Direction
Please give the data below again in full, exactly as it stands.

Material for this task
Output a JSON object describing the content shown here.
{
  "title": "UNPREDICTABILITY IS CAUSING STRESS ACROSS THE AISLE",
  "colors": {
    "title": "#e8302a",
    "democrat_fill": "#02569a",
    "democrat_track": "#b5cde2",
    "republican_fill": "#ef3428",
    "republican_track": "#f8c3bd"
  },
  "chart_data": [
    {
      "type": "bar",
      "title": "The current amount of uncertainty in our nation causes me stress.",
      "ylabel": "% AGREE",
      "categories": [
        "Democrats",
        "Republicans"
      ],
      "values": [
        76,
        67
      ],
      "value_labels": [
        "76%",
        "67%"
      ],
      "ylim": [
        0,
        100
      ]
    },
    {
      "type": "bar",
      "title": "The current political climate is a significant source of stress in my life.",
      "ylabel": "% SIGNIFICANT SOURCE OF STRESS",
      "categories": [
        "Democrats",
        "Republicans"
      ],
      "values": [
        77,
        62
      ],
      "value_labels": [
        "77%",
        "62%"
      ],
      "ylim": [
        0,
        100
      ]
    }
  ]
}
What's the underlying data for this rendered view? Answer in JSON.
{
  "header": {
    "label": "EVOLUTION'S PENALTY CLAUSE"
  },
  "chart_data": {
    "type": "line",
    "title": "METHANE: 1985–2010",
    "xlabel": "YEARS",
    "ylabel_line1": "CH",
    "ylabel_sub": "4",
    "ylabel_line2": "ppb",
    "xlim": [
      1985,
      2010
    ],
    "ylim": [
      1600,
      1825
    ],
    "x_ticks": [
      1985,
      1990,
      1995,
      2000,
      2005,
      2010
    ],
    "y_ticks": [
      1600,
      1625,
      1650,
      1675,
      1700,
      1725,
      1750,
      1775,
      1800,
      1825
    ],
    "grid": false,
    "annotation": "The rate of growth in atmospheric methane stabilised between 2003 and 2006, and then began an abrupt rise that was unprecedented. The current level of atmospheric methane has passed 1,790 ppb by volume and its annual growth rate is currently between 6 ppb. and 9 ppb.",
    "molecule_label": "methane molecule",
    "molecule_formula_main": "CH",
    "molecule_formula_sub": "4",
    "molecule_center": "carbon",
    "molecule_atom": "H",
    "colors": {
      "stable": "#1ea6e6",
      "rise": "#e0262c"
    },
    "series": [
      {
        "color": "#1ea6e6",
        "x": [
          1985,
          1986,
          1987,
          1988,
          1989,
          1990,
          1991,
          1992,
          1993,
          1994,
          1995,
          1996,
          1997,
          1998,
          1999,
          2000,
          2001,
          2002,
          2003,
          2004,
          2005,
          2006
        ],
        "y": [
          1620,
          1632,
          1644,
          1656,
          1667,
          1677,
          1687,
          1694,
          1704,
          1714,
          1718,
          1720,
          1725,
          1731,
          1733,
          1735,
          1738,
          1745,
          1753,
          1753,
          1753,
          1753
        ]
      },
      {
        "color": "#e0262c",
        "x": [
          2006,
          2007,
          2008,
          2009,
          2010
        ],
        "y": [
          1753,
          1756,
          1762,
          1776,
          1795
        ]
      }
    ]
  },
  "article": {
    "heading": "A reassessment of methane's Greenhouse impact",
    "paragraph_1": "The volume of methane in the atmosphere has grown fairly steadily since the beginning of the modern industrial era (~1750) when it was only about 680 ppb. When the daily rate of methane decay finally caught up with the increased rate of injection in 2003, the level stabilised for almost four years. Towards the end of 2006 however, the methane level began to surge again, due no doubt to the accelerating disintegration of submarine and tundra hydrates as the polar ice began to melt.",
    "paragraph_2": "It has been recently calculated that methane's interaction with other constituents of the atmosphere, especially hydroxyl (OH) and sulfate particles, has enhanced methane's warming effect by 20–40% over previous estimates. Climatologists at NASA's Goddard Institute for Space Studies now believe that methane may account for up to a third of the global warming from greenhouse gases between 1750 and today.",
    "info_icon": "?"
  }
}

Written solution
Output a JSON object describing the content shown here.
{
  "title": "UNPREDICTABILITY IS CAUSING STRESS ACROSS THE AISLE",
  "colors": {
    "title": "#e8302a",
    "democrat_fill": "#02569a",
    "democrat_track": "#b5cde2",
    "republican_fill": "#ef3428",
    "republican_track": "#f8c3bd"
  },
  "chart_data": [
    {
      "type": "bar",
      "title": "The current amount of uncertainty in our nation causes me stress.",
      "ylabel": "% AGREE",
      "categories": [
        "Democrats",
        "Republicans"
      ],
      "values": [
        76,
        67
      ],
      "value_labels": [
        "76%",
        "67%"
      ],
      "ylim": [
        0,
        100
      ]
    },
    {
      "type": "bar",
      "title": "The current political climate is a significant source of stress in my life.",
      "ylabel": "% SIGNIFICANT SOURCE OF STRESS",
      "categories": [
        "Democrats",
        "Republicans"
      ],
      "values": [
        77,
        62
      ],
      "value_labels": [
        "77%",
        "62%"
      ],
      "ylim": [
        0,
        100
      ]
    }
  ]
}
What's the underlying data for this rendered view? Answer in JSON.
{
  "header": {
    "label": "EVOLUTION'S PENALTY CLAUSE"
  },
  "chart_data": {
    "type": "line",
    "title": "METHANE: 1985–2010",
    "xlabel": "YEARS",
    "ylabel_line1": "CH",
    "ylabel_sub": "4",
    "ylabel_line2": "ppb",
    "xlim": [
      1985,
      2010
    ],
    "ylim": [
      1600,
      1825
    ],
    "x_ticks": [
      1985,
      1990,
      1995,
      2000,
      2005,
      2010
    ],
    "y_ticks": [
      1600,
      1625,
      1650,
      1675,
      1700,
      1725,
      1750,
      1775,
      1800,
      1825
    ],
    "grid": false,
    "annotation": "The rate of growth in atmospheric methane stabilised between 2003 and 2006, and then began an abrupt rise that was unprecedented. The current level of atmospheric methane has passed 1,790 ppb by volume and its annual growth rate is currently between 6 ppb. and 9 ppb.",
    "molecule_label": "methane molecule",
    "molecule_formula_main": "CH",
    "molecule_formula_sub": "4",
    "molecule_center": "carbon",
    "molecule_atom": "H",
    "colors": {
      "stable": "#1ea6e6",
      "rise": "#e0262c"
    },
    "series": [
      {
        "color": "#1ea6e6",
        "x": [
          1985,
          1986,
          1987,
          1988,
          1989,
          1990,
          1991,
          1992,
          1993,
          1994,
          1995,
          1996,
          1997,
          1998,
          1999,
          2000,
          2001,
          2002,
          2003,
          2004,
          2005,
          2006
        ],
        "y": [
          1620,
          1632,
          1644,
          1656,
          1667,
          1677,
          1687,
          1694,
          1704,
          1714,
          1718,
          1720,
          1725,
          1731,
          1733,
          1735,
          1738,
          1745,
          1753,
          1753,
          1753,
          1753
        ]
      },
      {
        "color": "#e0262c",
        "x": [
          2006,
          2007,
          2008,
          2009,
          2010
        ],
        "y": [
          1753,
          1756,
          1762,
          1776,
          1795
        ]
      }
    ]
  },
  "article": {
    "heading": "A reassessment of methane's Greenhouse impact",
    "paragraph_1": "The volume of methane in the atmosphere has grown fairly steadily since the beginning of the modern industrial era (~1750) when it was only about 680 ppb. When the daily rate of methane decay finally caught up with the increased rate of injection in 2003, the level stabilised for almost four years. Towards the end of 2006 however, the methane level began to surge again, due no doubt to the accelerating disintegration of submarine and tundra hydrates as the polar ice began to melt.",
    "paragraph_2": "It has been recently calculated that methane's interaction with other constituents of the atmosphere, especially hydroxyl (OH) and sulfate particles, has enhanced methane's warming effect by 20–40% over previous estimates. Climatologists at NASA's Goddard Institute for Space Studies now believe that methane may account for up to a third of the global warming from greenhouse gases between 1750 and today.",
    "info_icon": "?"
  }
}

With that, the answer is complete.